(Data items)

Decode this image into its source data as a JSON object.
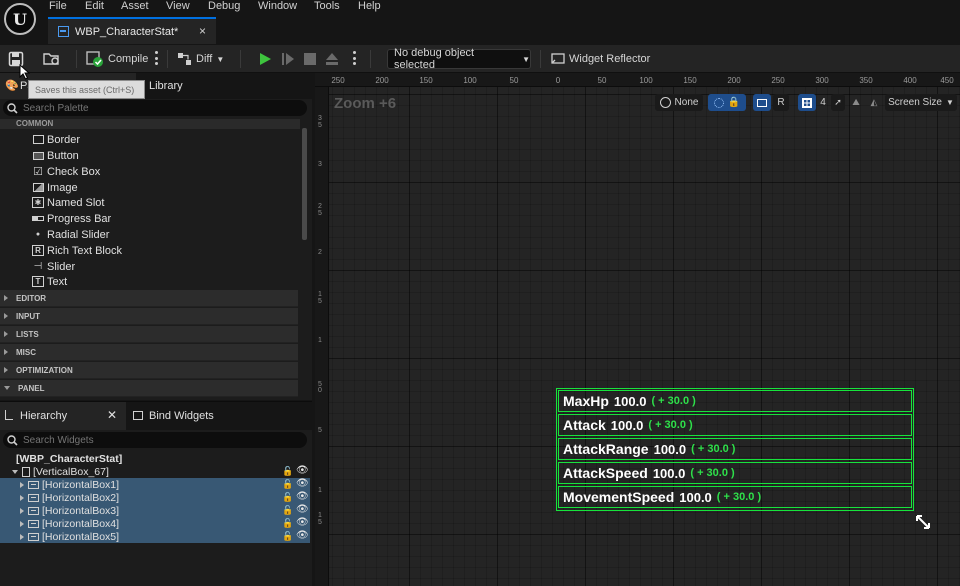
{
  "menu": [
    "File",
    "Edit",
    "Asset",
    "View",
    "Debug",
    "Window",
    "Tools",
    "Help"
  ],
  "tab": {
    "title": "WBP_CharacterStat*",
    "close": "×"
  },
  "toolbar": {
    "compile_label": "Compile",
    "diff_label": "Diff",
    "debug_object": "No debug object selected",
    "widget_reflector": "Widget Reflector"
  },
  "tooltip": "Saves this asset (Ctrl+S)",
  "palette": {
    "tab_palette": "Palette",
    "tab_library": "Library",
    "search_placeholder": "Search Palette",
    "common_header": "COMMON",
    "items": [
      {
        "label": "Border",
        "icon": "border-icon"
      },
      {
        "label": "Button",
        "icon": "button-icon"
      },
      {
        "label": "Check Box",
        "icon": "checkbox-icon"
      },
      {
        "label": "Image",
        "icon": "image-icon"
      },
      {
        "label": "Named Slot",
        "icon": "named-slot-icon"
      },
      {
        "label": "Progress Bar",
        "icon": "progress-bar-icon"
      },
      {
        "label": "Radial Slider",
        "icon": "radial-slider-icon"
      },
      {
        "label": "Rich Text Block",
        "icon": "rich-text-icon"
      },
      {
        "label": "Slider",
        "icon": "slider-icon"
      },
      {
        "label": "Text",
        "icon": "text-icon"
      }
    ],
    "categories": [
      "EDITOR",
      "INPUT",
      "LISTS",
      "MISC",
      "OPTIMIZATION",
      "PANEL"
    ]
  },
  "hierarchy": {
    "tab_hierarchy": "Hierarchy",
    "tab_bind": "Bind Widgets",
    "search_placeholder": "Search Widgets",
    "root": "[WBP_CharacterStat]",
    "vbox": "[VerticalBox_67]",
    "children": [
      "[HorizontalBox1]",
      "[HorizontalBox2]",
      "[HorizontalBox3]",
      "[HorizontalBox4]",
      "[HorizontalBox5]"
    ]
  },
  "viewport": {
    "zoom": "Zoom +6",
    "none_label": "None",
    "r_label": "R",
    "grid_count": "4",
    "screen_size": "Screen Size",
    "ruler_h": [
      "250",
      "200",
      "150",
      "100",
      "50",
      "0",
      "50",
      "100",
      "150",
      "200",
      "250",
      "300",
      "350",
      "400",
      "450"
    ],
    "ruler_v": [
      "3\n5",
      "3",
      "2\n5",
      "2",
      "1\n5",
      "1",
      "5",
      "0",
      "5",
      "1",
      "1\n5"
    ]
  },
  "stats": [
    {
      "name": "MaxHp",
      "value": "100.0",
      "bonus": "( + 30.0 )"
    },
    {
      "name": "Attack",
      "value": "100.0",
      "bonus": "( + 30.0 )"
    },
    {
      "name": "AttackRange",
      "value": "100.0",
      "bonus": "( + 30.0 )"
    },
    {
      "name": "AttackSpeed",
      "value": "100.0",
      "bonus": "( + 30.0 )"
    },
    {
      "name": "MovementSpeed",
      "value": "100.0",
      "bonus": "( + 30.0 )"
    }
  ],
  "colors": {
    "accent": "#0070e0",
    "widget_outline": "#17e33c",
    "bonus_text": "#2ee04a",
    "selection": "#385874"
  }
}
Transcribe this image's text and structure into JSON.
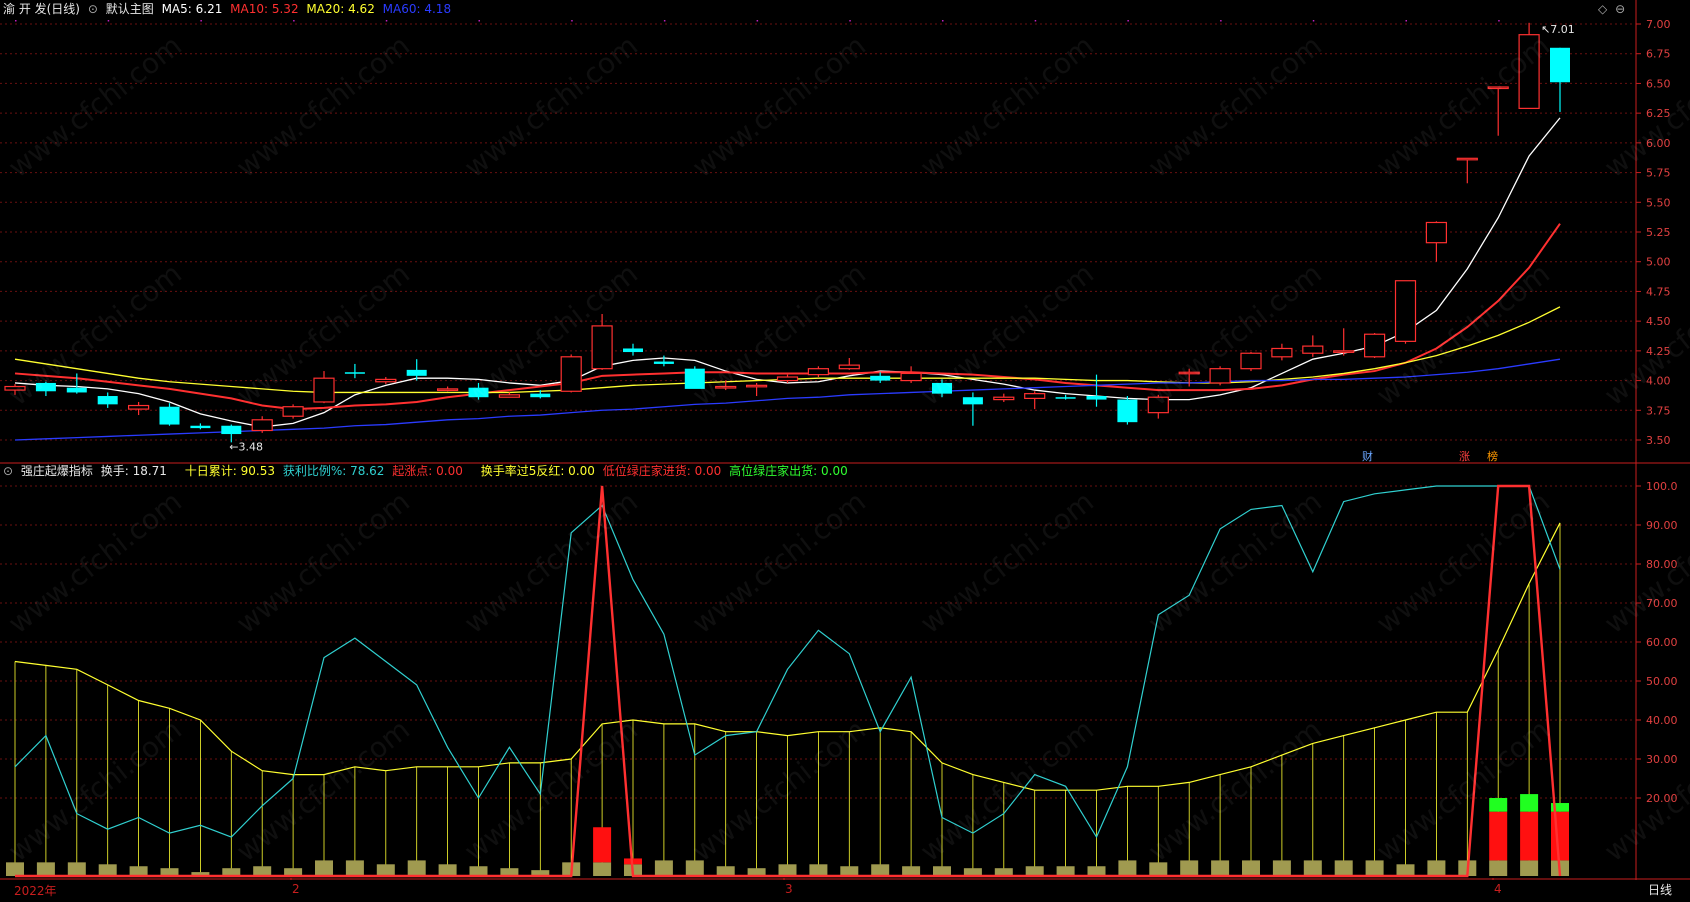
{
  "main_header": {
    "stock_name": "渝 开 发(日线)",
    "template": "默认主图",
    "ma": [
      {
        "label": "MA5: 6.21",
        "color": "#ffffff"
      },
      {
        "label": "MA10: 5.32",
        "color": "#ff3030"
      },
      {
        "label": "MA20: 4.62",
        "color": "#ffff30"
      },
      {
        "label": "MA60: 4.18",
        "color": "#2a3bff"
      }
    ]
  },
  "sub_header": {
    "indicator": "强庄起爆指标",
    "items": [
      {
        "label": "换手: 18.71",
        "color": "#e8e8e8"
      },
      {
        "label": "十日累计: 90.53",
        "color": "#ffff30"
      },
      {
        "label": "获利比例%: 78.62",
        "color": "#30d0d0"
      },
      {
        "label": "起涨点: 0.00",
        "color": "#ff3030"
      },
      {
        "label": "换手率过5反红: 0.00",
        "color": "#ffff30"
      },
      {
        "label": "低位绿庄家进货: 0.00",
        "color": "#ff3030"
      },
      {
        "label": "高位绿庄家出货: 0.00",
        "color": "#30ff30"
      }
    ]
  },
  "bottom_bar": {
    "dates": [
      "2022年",
      "2",
      "3",
      "4"
    ],
    "period": "日线"
  },
  "markers": {
    "cai": "财",
    "zhang": "涨",
    "bang": "榜"
  },
  "annotations": {
    "high": "7.01",
    "low": "3.48"
  },
  "watermark": "www.cfchi.com",
  "colors": {
    "up": "#ff3030",
    "down": "#00ffff",
    "grid": "#6a1010",
    "axis": "#c81e1e"
  },
  "chart_data": [
    {
      "type": "candlestick",
      "title": "",
      "ylim": [
        3.4,
        7.05
      ],
      "y_ticks": [
        "7.00",
        "6.75",
        "6.50",
        "6.25",
        "6.00",
        "5.75",
        "5.50",
        "5.25",
        "5.00",
        "4.75",
        "4.50",
        "4.25",
        "4.00",
        "3.75",
        "3.50"
      ],
      "ohlc": [
        [
          3.92,
          3.97,
          3.88,
          3.95
        ],
        [
          3.98,
          3.99,
          3.87,
          3.91
        ],
        [
          3.94,
          4.06,
          3.89,
          3.9
        ],
        [
          3.87,
          3.9,
          3.77,
          3.8
        ],
        [
          3.76,
          3.82,
          3.71,
          3.79
        ],
        [
          3.78,
          3.81,
          3.62,
          3.63
        ],
        [
          3.62,
          3.64,
          3.59,
          3.6
        ],
        [
          3.62,
          3.63,
          3.48,
          3.55
        ],
        [
          3.58,
          3.7,
          3.56,
          3.67
        ],
        [
          3.7,
          3.8,
          3.68,
          3.78
        ],
        [
          3.82,
          4.08,
          3.81,
          4.02
        ],
        [
          4.07,
          4.14,
          4.02,
          4.06
        ],
        [
          3.99,
          4.03,
          3.97,
          4.01
        ],
        [
          4.09,
          4.18,
          4.0,
          4.04
        ],
        [
          3.93,
          3.95,
          3.91,
          3.93
        ],
        [
          3.94,
          3.98,
          3.84,
          3.86
        ],
        [
          3.86,
          3.9,
          3.86,
          3.88
        ],
        [
          3.89,
          3.92,
          3.85,
          3.86
        ],
        [
          3.91,
          4.22,
          3.9,
          4.2
        ],
        [
          4.1,
          4.56,
          4.09,
          4.46
        ],
        [
          4.27,
          4.31,
          4.21,
          4.24
        ],
        [
          4.16,
          4.21,
          4.12,
          4.14
        ],
        [
          4.1,
          4.12,
          3.98,
          3.93
        ],
        [
          3.95,
          4.0,
          3.92,
          3.95
        ],
        [
          3.95,
          3.98,
          3.87,
          3.96
        ],
        [
          4.0,
          4.05,
          3.98,
          4.03
        ],
        [
          4.05,
          4.12,
          4.03,
          4.1
        ],
        [
          4.1,
          4.19,
          4.09,
          4.13
        ],
        [
          4.04,
          4.07,
          3.98,
          4.0
        ],
        [
          4.0,
          4.12,
          3.98,
          4.06
        ],
        [
          3.98,
          4.01,
          3.86,
          3.89
        ],
        [
          3.86,
          3.9,
          3.62,
          3.8
        ],
        [
          3.84,
          3.89,
          3.82,
          3.86
        ],
        [
          3.85,
          3.91,
          3.76,
          3.89
        ],
        [
          3.86,
          3.88,
          3.84,
          3.85
        ],
        [
          3.87,
          4.05,
          3.78,
          3.84
        ],
        [
          3.84,
          3.87,
          3.63,
          3.65
        ],
        [
          3.73,
          3.88,
          3.68,
          3.86
        ],
        [
          4.06,
          4.1,
          3.95,
          4.07
        ],
        [
          3.98,
          4.12,
          3.96,
          4.1
        ],
        [
          4.1,
          4.24,
          4.08,
          4.23
        ],
        [
          4.2,
          4.31,
          4.17,
          4.27
        ],
        [
          4.23,
          4.38,
          4.2,
          4.29
        ],
        [
          4.24,
          4.44,
          4.21,
          4.25
        ],
        [
          4.2,
          4.4,
          4.19,
          4.39
        ],
        [
          4.33,
          4.84,
          4.31,
          4.84
        ],
        [
          5.16,
          5.34,
          5.0,
          5.33
        ],
        [
          5.87,
          5.87,
          5.66,
          5.87
        ],
        [
          6.47,
          6.47,
          6.06,
          6.47
        ],
        [
          6.29,
          7.01,
          6.29,
          6.91
        ],
        [
          6.8,
          6.8,
          6.26,
          6.51
        ]
      ],
      "series": [
        {
          "name": "MA5",
          "color": "#ffffff",
          "values": [
            3.98,
            3.96,
            3.95,
            3.93,
            3.89,
            3.82,
            3.72,
            3.66,
            3.61,
            3.64,
            3.73,
            3.88,
            3.96,
            4.02,
            4.02,
            4.01,
            3.98,
            3.96,
            4.0,
            4.12,
            4.17,
            4.19,
            4.17,
            4.08,
            4.01,
            3.98,
            3.99,
            4.04,
            4.08,
            4.07,
            4.05,
            4.01,
            3.97,
            3.92,
            3.89,
            3.87,
            3.85,
            3.84,
            3.84,
            3.88,
            3.94,
            4.06,
            4.18,
            4.23,
            4.29,
            4.41,
            4.59,
            4.94,
            5.37,
            5.89,
            6.21
          ]
        },
        {
          "name": "MA10",
          "color": "#ff3030",
          "values": [
            4.06,
            4.04,
            4.02,
            3.99,
            3.96,
            3.93,
            3.89,
            3.85,
            3.79,
            3.76,
            3.77,
            3.79,
            3.8,
            3.82,
            3.86,
            3.89,
            3.92,
            3.95,
            3.98,
            4.04,
            4.05,
            4.06,
            4.07,
            4.07,
            4.06,
            4.06,
            4.06,
            4.06,
            4.07,
            4.07,
            4.06,
            4.05,
            4.03,
            4.01,
            3.98,
            3.96,
            3.94,
            3.92,
            3.92,
            3.92,
            3.93,
            3.96,
            4.01,
            4.05,
            4.08,
            4.15,
            4.27,
            4.45,
            4.67,
            4.95,
            5.32
          ]
        },
        {
          "name": "MA20",
          "color": "#ffff30",
          "values": [
            4.18,
            4.14,
            4.1,
            4.06,
            4.02,
            3.99,
            3.97,
            3.95,
            3.93,
            3.91,
            3.9,
            3.9,
            3.9,
            3.9,
            3.9,
            3.9,
            3.9,
            3.91,
            3.92,
            3.94,
            3.96,
            3.97,
            3.98,
            3.99,
            4.0,
            4.01,
            4.02,
            4.02,
            4.02,
            4.02,
            4.02,
            4.02,
            4.02,
            4.02,
            4.01,
            4.0,
            4.0,
            3.99,
            3.98,
            3.98,
            3.99,
            4.01,
            4.03,
            4.06,
            4.1,
            4.15,
            4.21,
            4.29,
            4.38,
            4.49,
            4.62
          ]
        },
        {
          "name": "MA60",
          "color": "#2a3bff",
          "values": [
            3.5,
            3.51,
            3.52,
            3.53,
            3.54,
            3.55,
            3.56,
            3.57,
            3.58,
            3.59,
            3.6,
            3.62,
            3.63,
            3.65,
            3.67,
            3.68,
            3.7,
            3.71,
            3.73,
            3.75,
            3.76,
            3.78,
            3.8,
            3.81,
            3.83,
            3.85,
            3.86,
            3.88,
            3.89,
            3.9,
            3.91,
            3.92,
            3.93,
            3.94,
            3.95,
            3.96,
            3.97,
            3.98,
            3.98,
            3.99,
            4.0,
            4.0,
            4.01,
            4.01,
            4.02,
            4.03,
            4.05,
            4.07,
            4.1,
            4.14,
            4.18
          ]
        }
      ]
    },
    {
      "type": "line",
      "title": "",
      "ylim": [
        0,
        102
      ],
      "y_ticks": [
        "100.0",
        "90.00",
        "80.00",
        "70.00",
        "60.00",
        "50.00",
        "40.00",
        "30.00",
        "20.00"
      ],
      "series": [
        {
          "name": "十日累计",
          "color": "#ffff30",
          "values": [
            55,
            54,
            53,
            49,
            45,
            43,
            40,
            32,
            27,
            26,
            26,
            28,
            27,
            28,
            28,
            28,
            29,
            29,
            30,
            39,
            40,
            39,
            39,
            37,
            37,
            36,
            37,
            37,
            38,
            37,
            29,
            26,
            24,
            22,
            22,
            22,
            23,
            23,
            24,
            26,
            28,
            31,
            34,
            36,
            38,
            40,
            42,
            42,
            58,
            75,
            90.53
          ]
        },
        {
          "name": "获利比例%",
          "color": "#30d0d0",
          "values": [
            28,
            36,
            16,
            12,
            15,
            11,
            13,
            10,
            18,
            25,
            56,
            61,
            55,
            49,
            33,
            20,
            33,
            21,
            88,
            95,
            76,
            62,
            31,
            36,
            37,
            53,
            63,
            57,
            37,
            51,
            15,
            11,
            16,
            26,
            23,
            10,
            28,
            67,
            72,
            89,
            94,
            95,
            78,
            96,
            98,
            99,
            100,
            100,
            100,
            100,
            78.62
          ]
        },
        {
          "name": "起涨点",
          "color": "#ff3030",
          "values": [
            0,
            0,
            0,
            0,
            0,
            0,
            0,
            0,
            0,
            0,
            0,
            0,
            0,
            0,
            0,
            0,
            0,
            0,
            0,
            100,
            0,
            0,
            0,
            0,
            0,
            0,
            0,
            0,
            0,
            0,
            0,
            0,
            0,
            0,
            0,
            0,
            0,
            0,
            0,
            0,
            0,
            0,
            0,
            0,
            0,
            0,
            0,
            0,
            100,
            100,
            0
          ]
        }
      ],
      "bars_turnover": [
        3.5,
        3.5,
        3.5,
        3.0,
        2.5,
        2.0,
        1.0,
        2.0,
        2.5,
        2.0,
        4.5,
        4.5,
        3.0,
        4.0,
        3.0,
        2.5,
        2.0,
        1.5,
        3.5,
        3.5,
        3.0,
        4.0,
        4.0,
        2.5,
        2.0,
        3.0,
        3.0,
        2.5,
        3.0,
        2.5,
        2.5,
        2.0,
        2.0,
        2.5,
        2.5,
        2.5,
        4.0,
        3.5,
        4.5,
        5.0,
        4.0,
        4.0,
        4.0,
        4.5,
        5.0,
        3.0,
        4.5,
        16.5,
        17.0,
        16.5,
        18.71
      ],
      "bars_red_extra": [
        0,
        0,
        0,
        0,
        0,
        0,
        0,
        0,
        0,
        0,
        0,
        0,
        0,
        0,
        0,
        0,
        0,
        0,
        0,
        9,
        1.5,
        0,
        0,
        0,
        0,
        0,
        0,
        0,
        0,
        0,
        0,
        0,
        0,
        0,
        0,
        0,
        0,
        0,
        0,
        0,
        0,
        0,
        0,
        0,
        0,
        0,
        0,
        0,
        0,
        0,
        0
      ],
      "bars_red_top": [
        0,
        0,
        0,
        0,
        0,
        0,
        0,
        0,
        0,
        0,
        0,
        0,
        0,
        0,
        0,
        0,
        0,
        0,
        0,
        0,
        0,
        0,
        0,
        0,
        0,
        0,
        0,
        0,
        0,
        0,
        0,
        0,
        0,
        0,
        0,
        0,
        0,
        0,
        0,
        0,
        0,
        0,
        0,
        0,
        0,
        0,
        0,
        0,
        4,
        4,
        4
      ],
      "bars_green_top": [
        0,
        0,
        0,
        0,
        0,
        0,
        0,
        0,
        0,
        0,
        0,
        0,
        0,
        0,
        0,
        0,
        0,
        0,
        0,
        0,
        0,
        0,
        0,
        0,
        0,
        0,
        0,
        0,
        0,
        0,
        0,
        0,
        0,
        0,
        0,
        0,
        0,
        0,
        0,
        0,
        0,
        0,
        0,
        0,
        0,
        0,
        0,
        0,
        20,
        21,
        18.71
      ]
    }
  ]
}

- [What to work on]
Read the data above and pull out each line that holds the string "object".

- [Written solution]
Decode this image into its source data as a JSON object.
    "debug_object": "No debug object selected",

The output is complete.